Exercise:
Can you reproduce the data beneath, keeping every line exact?

Extracted information:
>>>

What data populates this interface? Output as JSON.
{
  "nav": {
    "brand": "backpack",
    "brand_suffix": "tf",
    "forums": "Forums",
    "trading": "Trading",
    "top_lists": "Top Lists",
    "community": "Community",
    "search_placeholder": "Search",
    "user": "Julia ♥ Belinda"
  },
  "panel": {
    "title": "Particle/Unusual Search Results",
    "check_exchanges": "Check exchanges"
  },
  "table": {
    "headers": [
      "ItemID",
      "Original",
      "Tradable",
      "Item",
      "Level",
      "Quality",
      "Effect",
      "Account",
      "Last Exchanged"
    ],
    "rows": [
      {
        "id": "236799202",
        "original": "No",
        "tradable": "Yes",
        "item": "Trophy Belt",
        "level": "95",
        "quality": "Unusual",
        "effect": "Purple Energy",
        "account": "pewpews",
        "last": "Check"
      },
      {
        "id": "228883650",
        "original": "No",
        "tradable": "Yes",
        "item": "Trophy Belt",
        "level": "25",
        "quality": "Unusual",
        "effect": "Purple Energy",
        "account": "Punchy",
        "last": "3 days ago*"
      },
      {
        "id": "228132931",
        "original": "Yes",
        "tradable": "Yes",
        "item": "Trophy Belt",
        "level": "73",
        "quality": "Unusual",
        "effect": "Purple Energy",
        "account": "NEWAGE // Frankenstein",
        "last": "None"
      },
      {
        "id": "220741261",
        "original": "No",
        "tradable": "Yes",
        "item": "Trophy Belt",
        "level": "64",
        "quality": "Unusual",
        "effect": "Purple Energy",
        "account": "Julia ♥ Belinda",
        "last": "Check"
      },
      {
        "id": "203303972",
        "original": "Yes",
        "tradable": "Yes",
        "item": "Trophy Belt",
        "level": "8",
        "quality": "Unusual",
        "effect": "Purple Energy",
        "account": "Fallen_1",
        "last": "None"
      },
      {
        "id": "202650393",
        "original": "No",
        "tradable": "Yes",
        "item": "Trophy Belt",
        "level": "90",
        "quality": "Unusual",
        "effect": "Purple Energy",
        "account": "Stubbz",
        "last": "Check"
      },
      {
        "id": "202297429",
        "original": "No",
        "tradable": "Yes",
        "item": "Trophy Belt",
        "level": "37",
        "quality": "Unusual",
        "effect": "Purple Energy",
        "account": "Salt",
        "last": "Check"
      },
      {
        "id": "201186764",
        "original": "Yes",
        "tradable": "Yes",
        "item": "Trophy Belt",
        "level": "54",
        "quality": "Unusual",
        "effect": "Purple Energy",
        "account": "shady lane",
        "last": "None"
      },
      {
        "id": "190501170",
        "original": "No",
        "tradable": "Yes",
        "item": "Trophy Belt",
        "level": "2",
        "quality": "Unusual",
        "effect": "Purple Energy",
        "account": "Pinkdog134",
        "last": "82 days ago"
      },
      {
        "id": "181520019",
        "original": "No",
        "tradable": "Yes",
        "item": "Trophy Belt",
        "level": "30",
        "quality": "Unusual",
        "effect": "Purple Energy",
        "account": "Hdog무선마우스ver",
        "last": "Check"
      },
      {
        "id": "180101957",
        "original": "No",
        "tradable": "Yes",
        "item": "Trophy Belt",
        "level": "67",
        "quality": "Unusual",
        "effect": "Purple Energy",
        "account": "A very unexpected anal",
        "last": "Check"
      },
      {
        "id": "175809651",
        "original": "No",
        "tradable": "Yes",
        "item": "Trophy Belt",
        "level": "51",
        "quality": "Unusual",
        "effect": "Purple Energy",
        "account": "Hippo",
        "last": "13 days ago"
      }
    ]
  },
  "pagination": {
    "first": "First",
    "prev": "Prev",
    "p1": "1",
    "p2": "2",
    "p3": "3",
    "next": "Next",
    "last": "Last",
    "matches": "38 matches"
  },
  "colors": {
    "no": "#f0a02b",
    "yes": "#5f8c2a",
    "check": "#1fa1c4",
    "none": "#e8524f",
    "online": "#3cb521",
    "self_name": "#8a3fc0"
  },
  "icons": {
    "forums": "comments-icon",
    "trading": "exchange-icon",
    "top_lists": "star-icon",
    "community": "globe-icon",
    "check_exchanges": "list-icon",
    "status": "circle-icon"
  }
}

<<<

Complete output:
What data populates this interface? Output as JSON.
{
  "nav": {
    "brand": "backpack",
    "brand_suffix": "tf",
    "forums": "Forums",
    "trading": "Trading",
    "top_lists": "Top Lists",
    "community": "Community",
    "search_placeholder": "Search",
    "user": "Julia ♥ Belinda"
  },
  "panel": {
    "title": "Particle/Unusual Search Results",
    "check_exchanges": "Check exchanges"
  },
  "table": {
    "headers": [
      "ItemID",
      "Original",
      "Tradable",
      "Item",
      "Level",
      "Quality",
      "Effect",
      "Account",
      "Last Exchanged"
    ],
    "rows": [
      {
        "id": "236799202",
        "original": "No",
        "tradable": "Yes",
        "item": "Trophy Belt",
        "level": "95",
        "quality": "Unusual",
        "effect": "Purple Energy",
        "account": "pewpews",
        "last": "Check"
      },
      {
        "id": "228883650",
        "original": "No",
        "tradable": "Yes",
        "item": "Trophy Belt",
        "level": "25",
        "quality": "Unusual",
        "effect": "Purple Energy",
        "account": "Punchy",
        "last": "3 days ago*"
      },
      {
        "id": "228132931",
        "original": "Yes",
        "tradable": "Yes",
        "item": "Trophy Belt",
        "level": "73",
        "quality": "Unusual",
        "effect": "Purple Energy",
        "account": "NEWAGE // Frankenstein",
        "last": "None"
      },
      {
        "id": "220741261",
        "original": "No",
        "tradable": "Yes",
        "item": "Trophy Belt",
        "level": "64",
        "quality": "Unusual",
        "effect": "Purple Energy",
        "account": "Julia ♥ Belinda",
        "last": "Check"
      },
      {
        "id": "203303972",
        "original": "Yes",
        "tradable": "Yes",
        "item": "Trophy Belt",
        "level": "8",
        "quality": "Unusual",
        "effect": "Purple Energy",
        "account": "Fallen_1",
        "last": "None"
      },
      {
        "id": "202650393",
        "original": "No",
        "tradable": "Yes",
        "item": "Trophy Belt",
        "level": "90",
        "quality": "Unusual",
        "effect": "Purple Energy",
        "account": "Stubbz",
        "last": "Check"
      },
      {
        "id": "202297429",
        "original": "No",
        "tradable": "Yes",
        "item": "Trophy Belt",
        "level": "37",
        "quality": "Unusual",
        "effect": "Purple Energy",
        "account": "Salt",
        "last": "Check"
      },
      {
        "id": "201186764",
        "original": "Yes",
        "tradable": "Yes",
        "item": "Trophy Belt",
        "level": "54",
        "quality": "Unusual",
        "effect": "Purple Energy",
        "account": "shady lane",
        "last": "None"
      },
      {
        "id": "190501170",
        "original": "No",
        "tradable": "Yes",
        "item": "Trophy Belt",
        "level": "2",
        "quality": "Unusual",
        "effect": "Purple Energy",
        "account": "Pinkdog134",
        "last": "82 days ago"
      },
      {
        "id": "181520019",
        "original": "No",
        "tradable": "Yes",
        "item": "Trophy Belt",
        "level": "30",
        "quality": "Unusual",
        "effect": "Purple Energy",
        "account": "Hdog무선마우스ver",
        "last": "Check"
      },
      {
        "id": "180101957",
        "original": "No",
        "tradable": "Yes",
        "item": "Trophy Belt",
        "level": "67",
        "quality": "Unusual",
        "effect": "Purple Energy",
        "account": "A very unexpected anal",
        "last": "Check"
      },
      {
        "id": "175809651",
        "original": "No",
        "tradable": "Yes",
        "item": "Trophy Belt",
        "level": "51",
        "quality": "Unusual",
        "effect": "Purple Energy",
        "account": "Hippo",
        "last": "13 days ago"
      }
    ]
  },
  "pagination": {
    "first": "First",
    "prev": "Prev",
    "p1": "1",
    "p2": "2",
    "p3": "3",
    "next": "Next",
    "last": "Last",
    "matches": "38 matches"
  },
  "colors": {
    "no": "#f0a02b",
    "yes": "#5f8c2a",
    "check": "#1fa1c4",
    "none": "#e8524f",
    "online": "#3cb521",
    "self_name": "#8a3fc0"
  },
  "icons": {
    "forums": "comments-icon",
    "trading": "exchange-icon",
    "top_lists": "star-icon",
    "community": "globe-icon",
    "check_exchanges": "list-icon",
    "status": "circle-icon"
  }
}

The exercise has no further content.